------ Material supplied ------
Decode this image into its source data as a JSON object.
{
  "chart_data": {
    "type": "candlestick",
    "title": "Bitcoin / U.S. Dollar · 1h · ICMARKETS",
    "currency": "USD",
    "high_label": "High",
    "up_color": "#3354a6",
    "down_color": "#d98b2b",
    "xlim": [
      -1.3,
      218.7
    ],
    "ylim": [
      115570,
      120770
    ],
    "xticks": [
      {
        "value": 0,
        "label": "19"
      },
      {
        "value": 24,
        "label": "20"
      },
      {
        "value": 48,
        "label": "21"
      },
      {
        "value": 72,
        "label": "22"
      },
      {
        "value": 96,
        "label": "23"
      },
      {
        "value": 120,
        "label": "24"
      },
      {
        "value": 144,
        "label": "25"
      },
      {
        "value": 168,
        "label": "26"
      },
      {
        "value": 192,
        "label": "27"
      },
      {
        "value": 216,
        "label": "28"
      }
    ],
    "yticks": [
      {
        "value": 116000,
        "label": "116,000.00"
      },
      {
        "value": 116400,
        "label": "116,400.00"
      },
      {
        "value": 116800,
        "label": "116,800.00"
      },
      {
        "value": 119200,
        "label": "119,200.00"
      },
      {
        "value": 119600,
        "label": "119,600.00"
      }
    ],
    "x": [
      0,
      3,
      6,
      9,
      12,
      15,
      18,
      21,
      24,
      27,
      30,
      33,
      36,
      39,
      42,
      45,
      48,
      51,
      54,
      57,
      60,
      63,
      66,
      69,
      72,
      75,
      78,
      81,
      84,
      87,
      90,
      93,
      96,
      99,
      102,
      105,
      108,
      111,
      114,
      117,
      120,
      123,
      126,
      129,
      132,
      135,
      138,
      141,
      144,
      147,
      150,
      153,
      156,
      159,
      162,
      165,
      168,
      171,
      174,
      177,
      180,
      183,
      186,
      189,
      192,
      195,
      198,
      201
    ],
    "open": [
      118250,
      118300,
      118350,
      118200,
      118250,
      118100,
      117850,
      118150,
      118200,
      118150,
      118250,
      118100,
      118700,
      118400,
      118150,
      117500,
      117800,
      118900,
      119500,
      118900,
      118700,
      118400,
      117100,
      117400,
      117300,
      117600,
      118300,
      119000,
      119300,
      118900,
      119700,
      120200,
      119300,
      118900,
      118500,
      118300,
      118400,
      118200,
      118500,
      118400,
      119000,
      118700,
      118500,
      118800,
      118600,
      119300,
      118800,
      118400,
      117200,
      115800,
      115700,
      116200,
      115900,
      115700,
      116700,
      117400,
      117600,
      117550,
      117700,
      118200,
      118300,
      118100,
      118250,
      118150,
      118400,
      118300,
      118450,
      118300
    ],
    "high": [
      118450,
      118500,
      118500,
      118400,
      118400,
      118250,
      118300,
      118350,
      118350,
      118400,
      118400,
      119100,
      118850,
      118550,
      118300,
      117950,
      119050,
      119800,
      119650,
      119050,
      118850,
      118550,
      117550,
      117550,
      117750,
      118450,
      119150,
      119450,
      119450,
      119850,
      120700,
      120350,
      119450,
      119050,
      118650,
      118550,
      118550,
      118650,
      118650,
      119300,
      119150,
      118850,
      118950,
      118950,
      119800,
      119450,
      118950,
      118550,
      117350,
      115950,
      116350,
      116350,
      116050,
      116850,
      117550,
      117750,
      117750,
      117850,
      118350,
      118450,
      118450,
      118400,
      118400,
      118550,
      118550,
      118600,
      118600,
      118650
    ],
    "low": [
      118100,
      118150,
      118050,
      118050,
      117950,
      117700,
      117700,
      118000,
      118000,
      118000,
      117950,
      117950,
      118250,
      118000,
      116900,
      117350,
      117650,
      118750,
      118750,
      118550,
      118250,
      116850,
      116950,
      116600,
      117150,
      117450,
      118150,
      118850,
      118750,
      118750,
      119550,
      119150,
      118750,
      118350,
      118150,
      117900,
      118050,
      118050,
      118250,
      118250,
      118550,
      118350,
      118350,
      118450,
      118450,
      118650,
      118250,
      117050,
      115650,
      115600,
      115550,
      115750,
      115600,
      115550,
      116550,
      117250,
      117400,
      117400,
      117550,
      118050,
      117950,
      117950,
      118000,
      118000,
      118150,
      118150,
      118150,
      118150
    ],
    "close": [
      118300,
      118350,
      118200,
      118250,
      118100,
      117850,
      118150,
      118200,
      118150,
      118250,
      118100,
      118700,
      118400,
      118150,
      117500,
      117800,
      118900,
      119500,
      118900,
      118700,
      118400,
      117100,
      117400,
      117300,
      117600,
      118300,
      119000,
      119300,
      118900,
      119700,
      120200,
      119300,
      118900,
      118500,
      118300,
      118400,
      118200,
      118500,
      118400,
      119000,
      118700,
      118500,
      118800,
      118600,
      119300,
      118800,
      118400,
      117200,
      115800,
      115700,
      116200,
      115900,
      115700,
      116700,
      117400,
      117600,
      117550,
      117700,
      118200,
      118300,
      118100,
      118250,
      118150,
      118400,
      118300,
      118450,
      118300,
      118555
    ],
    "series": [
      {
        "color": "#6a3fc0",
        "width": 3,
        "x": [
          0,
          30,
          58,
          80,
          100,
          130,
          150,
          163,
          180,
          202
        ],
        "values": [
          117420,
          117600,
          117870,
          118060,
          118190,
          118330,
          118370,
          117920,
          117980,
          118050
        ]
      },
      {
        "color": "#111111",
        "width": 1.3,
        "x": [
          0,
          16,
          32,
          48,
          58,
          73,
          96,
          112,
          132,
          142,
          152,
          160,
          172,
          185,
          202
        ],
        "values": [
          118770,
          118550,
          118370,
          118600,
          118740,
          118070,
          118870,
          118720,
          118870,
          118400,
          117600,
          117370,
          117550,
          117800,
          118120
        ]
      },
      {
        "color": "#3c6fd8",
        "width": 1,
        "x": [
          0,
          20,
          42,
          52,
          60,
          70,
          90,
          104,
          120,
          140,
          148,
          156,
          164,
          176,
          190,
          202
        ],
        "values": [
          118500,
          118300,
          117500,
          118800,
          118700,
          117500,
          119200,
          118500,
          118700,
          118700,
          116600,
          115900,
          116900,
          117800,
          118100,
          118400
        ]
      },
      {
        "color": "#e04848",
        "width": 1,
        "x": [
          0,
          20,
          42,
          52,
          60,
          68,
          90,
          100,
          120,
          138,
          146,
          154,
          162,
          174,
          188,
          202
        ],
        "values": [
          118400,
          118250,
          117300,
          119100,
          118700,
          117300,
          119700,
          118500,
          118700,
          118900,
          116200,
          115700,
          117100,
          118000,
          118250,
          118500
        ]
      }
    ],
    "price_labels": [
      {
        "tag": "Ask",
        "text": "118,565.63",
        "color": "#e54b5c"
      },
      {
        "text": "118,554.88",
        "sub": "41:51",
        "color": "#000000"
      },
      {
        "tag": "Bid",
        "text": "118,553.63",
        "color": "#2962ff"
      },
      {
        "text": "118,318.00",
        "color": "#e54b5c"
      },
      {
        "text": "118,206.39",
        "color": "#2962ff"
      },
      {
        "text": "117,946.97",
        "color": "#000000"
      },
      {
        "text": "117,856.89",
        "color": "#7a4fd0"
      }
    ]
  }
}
------
What to work on
Each record must be repeated exactly as it is.

Solution for this problem
Decode this image into its source data as a JSON object.
{
  "chart_data": {
    "type": "candlestick",
    "title": "Bitcoin / U.S. Dollar · 1h · ICMARKETS",
    "currency": "USD",
    "high_label": "High",
    "up_color": "#3354a6",
    "down_color": "#d98b2b",
    "xlim": [
      -1.3,
      218.7
    ],
    "ylim": [
      115570,
      120770
    ],
    "xticks": [
      {
        "value": 0,
        "label": "19"
      },
      {
        "value": 24,
        "label": "20"
      },
      {
        "value": 48,
        "label": "21"
      },
      {
        "value": 72,
        "label": "22"
      },
      {
        "value": 96,
        "label": "23"
      },
      {
        "value": 120,
        "label": "24"
      },
      {
        "value": 144,
        "label": "25"
      },
      {
        "value": 168,
        "label": "26"
      },
      {
        "value": 192,
        "label": "27"
      },
      {
        "value": 216,
        "label": "28"
      }
    ],
    "yticks": [
      {
        "value": 116000,
        "label": "116,000.00"
      },
      {
        "value": 116400,
        "label": "116,400.00"
      },
      {
        "value": 116800,
        "label": "116,800.00"
      },
      {
        "value": 119200,
        "label": "119,200.00"
      },
      {
        "value": 119600,
        "label": "119,600.00"
      }
    ],
    "x": [
      0,
      3,
      6,
      9,
      12,
      15,
      18,
      21,
      24,
      27,
      30,
      33,
      36,
      39,
      42,
      45,
      48,
      51,
      54,
      57,
      60,
      63,
      66,
      69,
      72,
      75,
      78,
      81,
      84,
      87,
      90,
      93,
      96,
      99,
      102,
      105,
      108,
      111,
      114,
      117,
      120,
      123,
      126,
      129,
      132,
      135,
      138,
      141,
      144,
      147,
      150,
      153,
      156,
      159,
      162,
      165,
      168,
      171,
      174,
      177,
      180,
      183,
      186,
      189,
      192,
      195,
      198,
      201
    ],
    "open": [
      118250,
      118300,
      118350,
      118200,
      118250,
      118100,
      117850,
      118150,
      118200,
      118150,
      118250,
      118100,
      118700,
      118400,
      118150,
      117500,
      117800,
      118900,
      119500,
      118900,
      118700,
      118400,
      117100,
      117400,
      117300,
      117600,
      118300,
      119000,
      119300,
      118900,
      119700,
      120200,
      119300,
      118900,
      118500,
      118300,
      118400,
      118200,
      118500,
      118400,
      119000,
      118700,
      118500,
      118800,
      118600,
      119300,
      118800,
      118400,
      117200,
      115800,
      115700,
      116200,
      115900,
      115700,
      116700,
      117400,
      117600,
      117550,
      117700,
      118200,
      118300,
      118100,
      118250,
      118150,
      118400,
      118300,
      118450,
      118300
    ],
    "high": [
      118450,
      118500,
      118500,
      118400,
      118400,
      118250,
      118300,
      118350,
      118350,
      118400,
      118400,
      119100,
      118850,
      118550,
      118300,
      117950,
      119050,
      119800,
      119650,
      119050,
      118850,
      118550,
      117550,
      117550,
      117750,
      118450,
      119150,
      119450,
      119450,
      119850,
      120700,
      120350,
      119450,
      119050,
      118650,
      118550,
      118550,
      118650,
      118650,
      119300,
      119150,
      118850,
      118950,
      118950,
      119800,
      119450,
      118950,
      118550,
      117350,
      115950,
      116350,
      116350,
      116050,
      116850,
      117550,
      117750,
      117750,
      117850,
      118350,
      118450,
      118450,
      118400,
      118400,
      118550,
      118550,
      118600,
      118600,
      118650
    ],
    "low": [
      118100,
      118150,
      118050,
      118050,
      117950,
      117700,
      117700,
      118000,
      118000,
      118000,
      117950,
      117950,
      118250,
      118000,
      116900,
      117350,
      117650,
      118750,
      118750,
      118550,
      118250,
      116850,
      116950,
      116600,
      117150,
      117450,
      118150,
      118850,
      118750,
      118750,
      119550,
      119150,
      118750,
      118350,
      118150,
      117900,
      118050,
      118050,
      118250,
      118250,
      118550,
      118350,
      118350,
      118450,
      118450,
      118650,
      118250,
      117050,
      115650,
      115600,
      115550,
      115750,
      115600,
      115550,
      116550,
      117250,
      117400,
      117400,
      117550,
      118050,
      117950,
      117950,
      118000,
      118000,
      118150,
      118150,
      118150,
      118150
    ],
    "close": [
      118300,
      118350,
      118200,
      118250,
      118100,
      117850,
      118150,
      118200,
      118150,
      118250,
      118100,
      118700,
      118400,
      118150,
      117500,
      117800,
      118900,
      119500,
      118900,
      118700,
      118400,
      117100,
      117400,
      117300,
      117600,
      118300,
      119000,
      119300,
      118900,
      119700,
      120200,
      119300,
      118900,
      118500,
      118300,
      118400,
      118200,
      118500,
      118400,
      119000,
      118700,
      118500,
      118800,
      118600,
      119300,
      118800,
      118400,
      117200,
      115800,
      115700,
      116200,
      115900,
      115700,
      116700,
      117400,
      117600,
      117550,
      117700,
      118200,
      118300,
      118100,
      118250,
      118150,
      118400,
      118300,
      118450,
      118300,
      118555
    ],
    "series": [
      {
        "color": "#6a3fc0",
        "width": 3,
        "x": [
          0,
          30,
          58,
          80,
          100,
          130,
          150,
          163,
          180,
          202
        ],
        "values": [
          117420,
          117600,
          117870,
          118060,
          118190,
          118330,
          118370,
          117920,
          117980,
          118050
        ]
      },
      {
        "color": "#111111",
        "width": 1.3,
        "x": [
          0,
          16,
          32,
          48,
          58,
          73,
          96,
          112,
          132,
          142,
          152,
          160,
          172,
          185,
          202
        ],
        "values": [
          118770,
          118550,
          118370,
          118600,
          118740,
          118070,
          118870,
          118720,
          118870,
          118400,
          117600,
          117370,
          117550,
          117800,
          118120
        ]
      },
      {
        "color": "#3c6fd8",
        "width": 1,
        "x": [
          0,
          20,
          42,
          52,
          60,
          70,
          90,
          104,
          120,
          140,
          148,
          156,
          164,
          176,
          190,
          202
        ],
        "values": [
          118500,
          118300,
          117500,
          118800,
          118700,
          117500,
          119200,
          118500,
          118700,
          118700,
          116600,
          115900,
          116900,
          117800,
          118100,
          118400
        ]
      },
      {
        "color": "#e04848",
        "width": 1,
        "x": [
          0,
          20,
          42,
          52,
          60,
          68,
          90,
          100,
          120,
          138,
          146,
          154,
          162,
          174,
          188,
          202
        ],
        "values": [
          118400,
          118250,
          117300,
          119100,
          118700,
          117300,
          119700,
          118500,
          118700,
          118900,
          116200,
          115700,
          117100,
          118000,
          118250,
          118500
        ]
      }
    ],
    "price_labels": [
      {
        "tag": "Ask",
        "text": "118,565.63",
        "color": "#e54b5c"
      },
      {
        "text": "118,554.88",
        "sub": "41:51",
        "color": "#000000"
      },
      {
        "tag": "Bid",
        "text": "118,553.63",
        "color": "#2962ff"
      },
      {
        "text": "118,318.00",
        "color": "#e54b5c"
      },
      {
        "text": "118,206.39",
        "color": "#2962ff"
      },
      {
        "text": "117,946.97",
        "color": "#000000"
      },
      {
        "text": "117,856.89",
        "color": "#7a4fd0"
      }
    ]
  }
}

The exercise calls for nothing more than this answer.